# Request:
Copy each line of the data below exactly, leaving out pictures.

--------

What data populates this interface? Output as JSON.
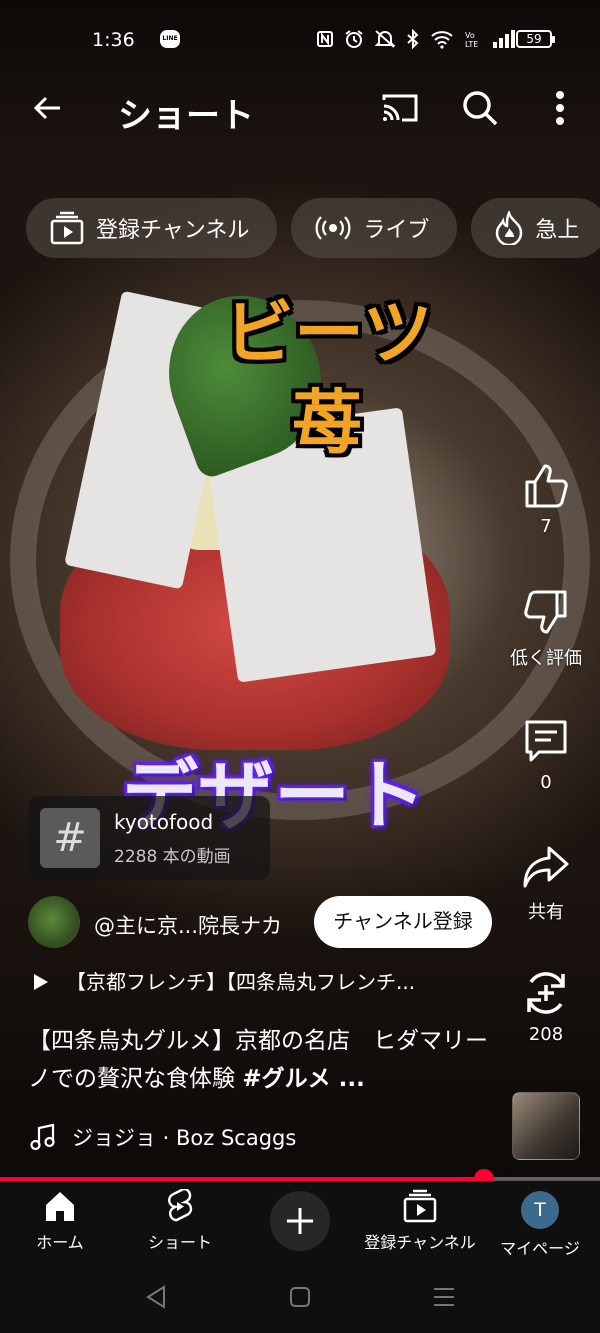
{
  "status_bar": {
    "time": "1:36",
    "line_badge": "LINE",
    "icons": [
      "nfc-icon",
      "alarm-icon",
      "mute-icon",
      "bluetooth-icon",
      "wifi-icon",
      "volte-icon",
      "signal-icon"
    ],
    "battery": "59"
  },
  "header": {
    "title": "ショート"
  },
  "chips": [
    {
      "label": "登録チャンネル",
      "icon": "subscriptions-icon"
    },
    {
      "label": "ライブ",
      "icon": "live-icon"
    },
    {
      "label": "急上",
      "icon": "trending-icon"
    }
  ],
  "video_captions": {
    "line1": "ビーツ",
    "line2": "苺",
    "line3": "デザート"
  },
  "actions": {
    "like_count": "7",
    "dislike_label": "低く評価",
    "comment_count": "0",
    "share_label": "共有",
    "remix_count": "208"
  },
  "hashtag_card": {
    "icon": "#",
    "name": "kyotofood",
    "count": "2288 本の動画"
  },
  "channel": {
    "name": "@主に京...院長ナカ",
    "subscribe_label": "チャンネル登録"
  },
  "playlist": {
    "text": "【京都フレンチ】【四条烏丸フレンチ..."
  },
  "description": {
    "text": "【四条烏丸グルメ】京都の名店　ヒダマリーノでの贅沢な食体験 ",
    "tag": "#グルメ ..."
  },
  "music": {
    "text": "ジョジョ · Boz Scaggs"
  },
  "progress": {
    "fraction": 0.807
  },
  "bottom_nav": {
    "home": "ホーム",
    "shorts": "ショート",
    "subscriptions": "登録チャンネル",
    "profile": "マイページ",
    "profile_initial": "T"
  },
  "colors": {
    "accent_red": "#ff0033",
    "caption_orange": "#f2a424",
    "caption_purple": "#5a1ee0"
  }
}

--------

# Full output:
What data populates this interface? Output as JSON.
{
  "status_bar": {
    "time": "1:36",
    "line_badge": "LINE",
    "icons": [
      "nfc-icon",
      "alarm-icon",
      "mute-icon",
      "bluetooth-icon",
      "wifi-icon",
      "volte-icon",
      "signal-icon"
    ],
    "battery": "59"
  },
  "header": {
    "title": "ショート"
  },
  "chips": [
    {
      "label": "登録チャンネル",
      "icon": "subscriptions-icon"
    },
    {
      "label": "ライブ",
      "icon": "live-icon"
    },
    {
      "label": "急上",
      "icon": "trending-icon"
    }
  ],
  "video_captions": {
    "line1": "ビーツ",
    "line2": "苺",
    "line3": "デザート"
  },
  "actions": {
    "like_count": "7",
    "dislike_label": "低く評価",
    "comment_count": "0",
    "share_label": "共有",
    "remix_count": "208"
  },
  "hashtag_card": {
    "icon": "#",
    "name": "kyotofood",
    "count": "2288 本の動画"
  },
  "channel": {
    "name": "@主に京...院長ナカ",
    "subscribe_label": "チャンネル登録"
  },
  "playlist": {
    "text": "【京都フレンチ】【四条烏丸フレンチ..."
  },
  "description": {
    "text": "【四条烏丸グルメ】京都の名店　ヒダマリーノでの贅沢な食体験 ",
    "tag": "#グルメ ..."
  },
  "music": {
    "text": "ジョジョ · Boz Scaggs"
  },
  "progress": {
    "fraction": 0.807
  },
  "bottom_nav": {
    "home": "ホーム",
    "shorts": "ショート",
    "subscriptions": "登録チャンネル",
    "profile": "マイページ",
    "profile_initial": "T"
  },
  "colors": {
    "accent_red": "#ff0033",
    "caption_orange": "#f2a424",
    "caption_purple": "#5a1ee0"
  }
}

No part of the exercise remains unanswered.